◆ Your goal
Gather every line in the records below that contains the word "JSON".

◆ Stored data
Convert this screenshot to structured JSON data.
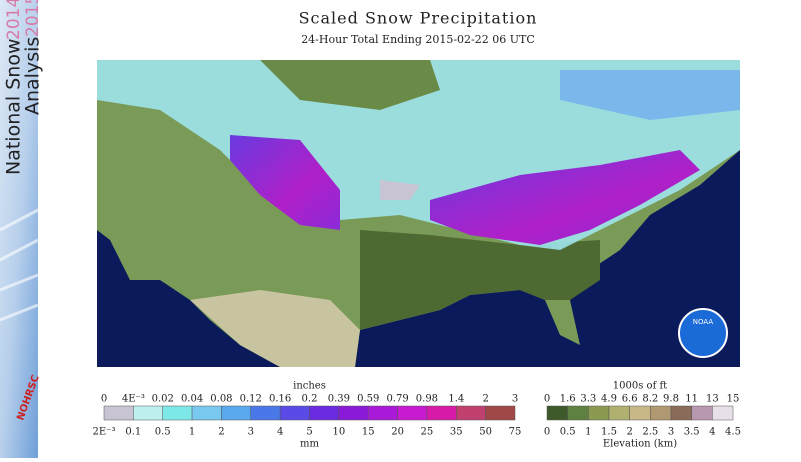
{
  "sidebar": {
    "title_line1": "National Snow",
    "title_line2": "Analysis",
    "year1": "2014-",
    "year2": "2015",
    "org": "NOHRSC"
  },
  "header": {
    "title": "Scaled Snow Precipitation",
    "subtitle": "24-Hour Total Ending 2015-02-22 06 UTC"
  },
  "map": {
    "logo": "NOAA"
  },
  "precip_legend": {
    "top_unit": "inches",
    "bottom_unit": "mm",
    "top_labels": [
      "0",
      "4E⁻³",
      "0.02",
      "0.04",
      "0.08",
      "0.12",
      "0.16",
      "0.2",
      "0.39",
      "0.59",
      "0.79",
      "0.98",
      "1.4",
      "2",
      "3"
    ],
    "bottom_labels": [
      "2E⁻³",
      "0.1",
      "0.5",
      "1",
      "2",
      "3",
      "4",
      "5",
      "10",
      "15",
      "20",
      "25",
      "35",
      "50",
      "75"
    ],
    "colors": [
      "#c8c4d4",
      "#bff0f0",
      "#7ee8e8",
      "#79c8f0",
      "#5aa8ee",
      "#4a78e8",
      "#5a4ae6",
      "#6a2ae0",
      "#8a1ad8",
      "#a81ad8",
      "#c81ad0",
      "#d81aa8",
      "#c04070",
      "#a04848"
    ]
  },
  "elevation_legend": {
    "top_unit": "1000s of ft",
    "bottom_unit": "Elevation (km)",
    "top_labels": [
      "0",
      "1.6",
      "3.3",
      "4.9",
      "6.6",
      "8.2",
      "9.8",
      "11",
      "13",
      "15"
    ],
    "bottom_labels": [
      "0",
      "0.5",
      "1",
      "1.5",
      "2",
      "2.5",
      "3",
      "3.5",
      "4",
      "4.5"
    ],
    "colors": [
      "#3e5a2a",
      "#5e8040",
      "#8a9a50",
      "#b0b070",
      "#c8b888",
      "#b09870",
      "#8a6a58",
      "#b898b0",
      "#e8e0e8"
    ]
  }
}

...

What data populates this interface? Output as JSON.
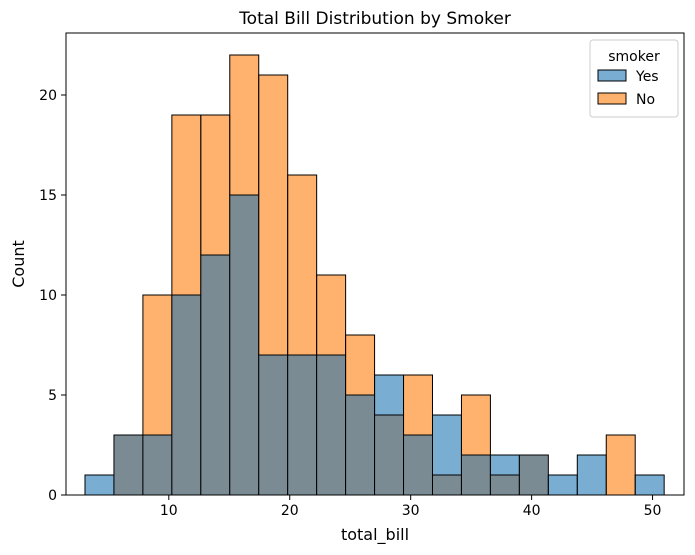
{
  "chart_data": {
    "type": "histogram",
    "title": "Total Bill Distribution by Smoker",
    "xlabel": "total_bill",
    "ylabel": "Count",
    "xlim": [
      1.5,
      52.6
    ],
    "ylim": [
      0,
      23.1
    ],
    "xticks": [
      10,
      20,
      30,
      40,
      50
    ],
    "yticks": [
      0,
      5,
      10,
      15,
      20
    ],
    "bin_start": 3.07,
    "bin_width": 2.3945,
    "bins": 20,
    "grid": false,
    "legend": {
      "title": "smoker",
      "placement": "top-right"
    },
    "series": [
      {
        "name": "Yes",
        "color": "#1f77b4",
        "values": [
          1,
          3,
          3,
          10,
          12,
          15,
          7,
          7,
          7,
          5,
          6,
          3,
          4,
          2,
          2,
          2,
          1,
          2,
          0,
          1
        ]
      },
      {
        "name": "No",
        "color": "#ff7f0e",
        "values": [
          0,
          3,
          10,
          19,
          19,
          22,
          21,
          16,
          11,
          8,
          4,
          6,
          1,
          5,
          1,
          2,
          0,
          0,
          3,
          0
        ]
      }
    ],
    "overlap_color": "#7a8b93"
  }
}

◆ Response for this exercise
Convert this screenshot to structured JSON data.
What data populates this interface? Output as JSON.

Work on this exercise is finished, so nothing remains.